#### Selected extract:

# llama care



## Jenna (Jan 7, 2009)

Does any of you have any experience with llamas?? Like feed/ minerals and how much pasture space they need? 
I was just thinking I need another livestock guarding animal for our nigerians and I don't want another dog! Do you have to shear them, or do they just shed because I was reading a website that was confusing in that regard. I know they need their feet trimmed, and I though I could do that if someone showed me the basics because obviously I trim goat hoofs  
I also wanted to train it to drive or pack... which i doubt will ever happen!! :roll: Thanks!!


----------



## dobe627 (Oct 16, 2007)

I have a 2 year old male. I shaved him last year as his coat was really heavy. No they don't shed on their own, you either shave them or let it grow. But if your in a hot area I recomenned shaving. If In a cooler place ( like here in PA) I shaved in early june and by winter it was back in. I feed the same as my goats. Out on pasture all day, or hay in winter. A scope of grain in the evening. Worm with ivermectin, especially in an area that has deer because of menigial(sp) worm. As for the feet. I haven't had to touch mine in a looong time. I check them regualrly but they haven't needed trimmed much. It's pretty easy to do though. Good luck.


----------



## sweetgoats (Oct 18, 2007)

I just wanted to say that I do not have them but a friend has three. If I ever have trouble with predators here then I will get one for sure. I would prefer them because,1. I could never not spoil a dog, and I know they should not be spoiled and played with as they re for working but I know that does not go for all of them, but I would be able to use the fiber off the llama for felting and spinning.


----------



## Jenna (Jan 7, 2009)

Thanks! Sweetgoats, I have an Anatolian shepherd he does not get babied, but I give him attention ( petting ,running with him and scratching) I also spend a lot of time just sitting next to him in the pasture talking, a companionable time I guess.

#### Stated exercise 1:
Transcribe the records exactly, starting at their first line and ending at the line that contains "828, 842, 999]", with both of those lines included.

[Element position data]
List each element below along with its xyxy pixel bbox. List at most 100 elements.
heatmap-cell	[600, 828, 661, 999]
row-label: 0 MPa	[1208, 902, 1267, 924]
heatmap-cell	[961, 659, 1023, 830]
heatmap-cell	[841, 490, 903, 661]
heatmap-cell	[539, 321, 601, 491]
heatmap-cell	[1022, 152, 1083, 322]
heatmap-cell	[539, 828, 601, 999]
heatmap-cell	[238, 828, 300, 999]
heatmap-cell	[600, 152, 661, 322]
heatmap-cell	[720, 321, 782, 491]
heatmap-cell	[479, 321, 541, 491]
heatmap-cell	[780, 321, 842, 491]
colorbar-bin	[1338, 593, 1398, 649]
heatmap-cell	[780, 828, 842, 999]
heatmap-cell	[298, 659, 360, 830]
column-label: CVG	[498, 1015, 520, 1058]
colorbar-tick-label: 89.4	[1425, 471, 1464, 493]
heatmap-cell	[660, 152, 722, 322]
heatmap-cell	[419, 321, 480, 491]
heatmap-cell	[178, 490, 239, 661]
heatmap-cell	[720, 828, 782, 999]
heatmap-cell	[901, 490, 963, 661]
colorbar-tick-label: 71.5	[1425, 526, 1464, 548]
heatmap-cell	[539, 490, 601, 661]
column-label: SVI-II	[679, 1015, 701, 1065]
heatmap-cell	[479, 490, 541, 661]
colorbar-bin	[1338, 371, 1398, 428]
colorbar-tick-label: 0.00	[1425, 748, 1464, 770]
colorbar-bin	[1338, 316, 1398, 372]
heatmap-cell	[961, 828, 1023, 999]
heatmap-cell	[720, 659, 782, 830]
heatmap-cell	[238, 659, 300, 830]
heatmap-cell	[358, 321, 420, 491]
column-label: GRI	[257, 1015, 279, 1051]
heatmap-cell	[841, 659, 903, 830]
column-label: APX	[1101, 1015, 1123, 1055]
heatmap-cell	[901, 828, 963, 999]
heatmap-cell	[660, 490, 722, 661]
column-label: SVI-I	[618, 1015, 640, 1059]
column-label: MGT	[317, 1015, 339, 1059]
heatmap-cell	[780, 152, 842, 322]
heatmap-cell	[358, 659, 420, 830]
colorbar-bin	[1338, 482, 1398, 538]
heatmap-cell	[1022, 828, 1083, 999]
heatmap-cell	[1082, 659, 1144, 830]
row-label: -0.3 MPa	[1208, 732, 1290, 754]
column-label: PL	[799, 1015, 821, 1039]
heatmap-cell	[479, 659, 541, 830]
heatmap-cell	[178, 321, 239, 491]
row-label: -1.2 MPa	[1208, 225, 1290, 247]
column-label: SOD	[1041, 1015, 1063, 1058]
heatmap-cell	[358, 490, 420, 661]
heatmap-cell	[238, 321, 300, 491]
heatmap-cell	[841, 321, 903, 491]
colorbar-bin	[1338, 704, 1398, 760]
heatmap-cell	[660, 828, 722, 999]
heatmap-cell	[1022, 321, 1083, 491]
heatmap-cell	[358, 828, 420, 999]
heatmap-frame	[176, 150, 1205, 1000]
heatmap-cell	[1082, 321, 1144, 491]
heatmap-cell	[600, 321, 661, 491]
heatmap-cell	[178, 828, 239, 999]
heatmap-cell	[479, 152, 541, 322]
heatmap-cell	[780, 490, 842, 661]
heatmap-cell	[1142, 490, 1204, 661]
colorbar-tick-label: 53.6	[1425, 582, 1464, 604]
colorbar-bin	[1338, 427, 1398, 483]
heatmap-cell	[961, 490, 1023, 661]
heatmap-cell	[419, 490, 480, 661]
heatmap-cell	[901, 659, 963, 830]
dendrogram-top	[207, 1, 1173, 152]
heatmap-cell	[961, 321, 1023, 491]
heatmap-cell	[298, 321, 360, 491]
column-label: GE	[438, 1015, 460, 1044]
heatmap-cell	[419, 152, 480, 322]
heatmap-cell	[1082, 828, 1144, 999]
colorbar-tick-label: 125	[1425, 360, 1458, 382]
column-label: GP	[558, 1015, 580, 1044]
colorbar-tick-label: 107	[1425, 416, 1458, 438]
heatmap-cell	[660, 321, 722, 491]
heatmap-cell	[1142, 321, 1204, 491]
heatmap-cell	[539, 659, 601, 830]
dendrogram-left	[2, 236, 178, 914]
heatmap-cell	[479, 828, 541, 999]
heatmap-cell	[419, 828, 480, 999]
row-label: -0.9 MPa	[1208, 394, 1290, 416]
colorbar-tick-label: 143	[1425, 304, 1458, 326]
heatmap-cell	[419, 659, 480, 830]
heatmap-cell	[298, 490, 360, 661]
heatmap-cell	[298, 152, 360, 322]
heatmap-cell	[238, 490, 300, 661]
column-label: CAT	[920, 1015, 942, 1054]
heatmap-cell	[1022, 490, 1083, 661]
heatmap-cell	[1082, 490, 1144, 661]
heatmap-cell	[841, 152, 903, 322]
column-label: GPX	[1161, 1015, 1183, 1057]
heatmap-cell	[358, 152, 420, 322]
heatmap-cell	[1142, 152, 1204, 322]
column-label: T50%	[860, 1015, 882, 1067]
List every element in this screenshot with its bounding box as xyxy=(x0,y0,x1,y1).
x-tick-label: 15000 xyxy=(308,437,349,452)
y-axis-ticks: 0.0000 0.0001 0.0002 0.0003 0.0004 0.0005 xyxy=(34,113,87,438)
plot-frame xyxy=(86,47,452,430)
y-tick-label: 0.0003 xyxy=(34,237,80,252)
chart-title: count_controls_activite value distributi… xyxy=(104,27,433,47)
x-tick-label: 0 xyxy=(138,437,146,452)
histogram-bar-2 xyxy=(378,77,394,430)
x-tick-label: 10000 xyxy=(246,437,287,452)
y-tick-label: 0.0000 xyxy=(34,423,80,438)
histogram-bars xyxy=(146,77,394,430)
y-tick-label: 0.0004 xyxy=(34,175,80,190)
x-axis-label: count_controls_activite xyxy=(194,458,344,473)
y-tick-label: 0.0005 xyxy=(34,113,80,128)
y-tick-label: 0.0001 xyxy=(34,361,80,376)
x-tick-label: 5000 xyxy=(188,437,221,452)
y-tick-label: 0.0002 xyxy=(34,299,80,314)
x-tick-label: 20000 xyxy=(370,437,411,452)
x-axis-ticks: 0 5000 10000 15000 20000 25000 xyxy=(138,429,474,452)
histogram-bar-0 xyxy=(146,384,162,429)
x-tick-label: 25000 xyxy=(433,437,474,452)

#### Stated exercise 2:
Restate the llama care thread word for word, in full.

#### Response 1:
List each element below along with its xyxy pixel bbox. List at most 100 elements.
heatmap-cell	[600, 828, 661, 999]
row-label: 0 MPa	[1208, 902, 1267, 924]
heatmap-cell	[961, 659, 1023, 830]
heatmap-cell	[841, 490, 903, 661]
heatmap-cell	[539, 321, 601, 491]
heatmap-cell	[1022, 152, 1083, 322]
heatmap-cell	[539, 828, 601, 999]
heatmap-cell	[238, 828, 300, 999]
heatmap-cell	[600, 152, 661, 322]
heatmap-cell	[720, 321, 782, 491]
heatmap-cell	[479, 321, 541, 491]
heatmap-cell	[780, 321, 842, 491]
colorbar-bin	[1338, 593, 1398, 649]
heatmap-cell	[780, 828, 842, 999]

#### Response 2:
# llama care



## Jenna (Jan 7, 2009)

Does any of you have any experience with llamas?? Like feed/ minerals and how much pasture space they need? 
I was just thinking I need another livestock guarding animal for our nigerians and I don't want another dog! Do you have to shear them, or do they just shed because I was reading a website that was confusing in that regard. I know they need their feet trimmed, and I though I could do that if someone showed me the basics because obviously I trim goat hoofs  
I also wanted to train it to drive or pack... which i doubt will ever happen!! :roll: Thanks!!


----------



## dobe627 (Oct 16, 2007)

I have a 2 year old male. I shaved him last year as his coat was really heavy. No they don't shed on their own, you either shave them or let it grow. But if your in a hot area I recomenned shaving. If In a cooler place ( like here in PA) I shaved in early june and by winter it was back in. I feed the same as my goats. Out on pasture all day, or hay in winter. A scope of grain in the evening. Worm with ivermectin, especially in an area that has deer because of menigial(sp) worm. As for the feet. I haven't had to touch mine in a looong time. I check them regualrly but they haven't needed trimmed much. It's pretty easy to do though. Good luck.


----------



## sweetgoats (Oct 18, 2007)

I just wanted to say that I do not have them but a friend has three. If I ever have trouble with predators here then I will get one for sure. I would prefer them because,1. I could never not spoil a dog, and I know they should not be spoiled and played with as they re for working but I know that does not go for all of them, but I would be able to use the fiber off the llama for felting and spinning.


----------



## Jenna (Jan 7, 2009)

Thanks! Sweetgoats, I have an Anatolian shepherd he does not get babied, but I give him attention ( petting ,running with him and scratching) I also spend a lot of time just sitting next to him in the pasture talking, a companionable time I guess.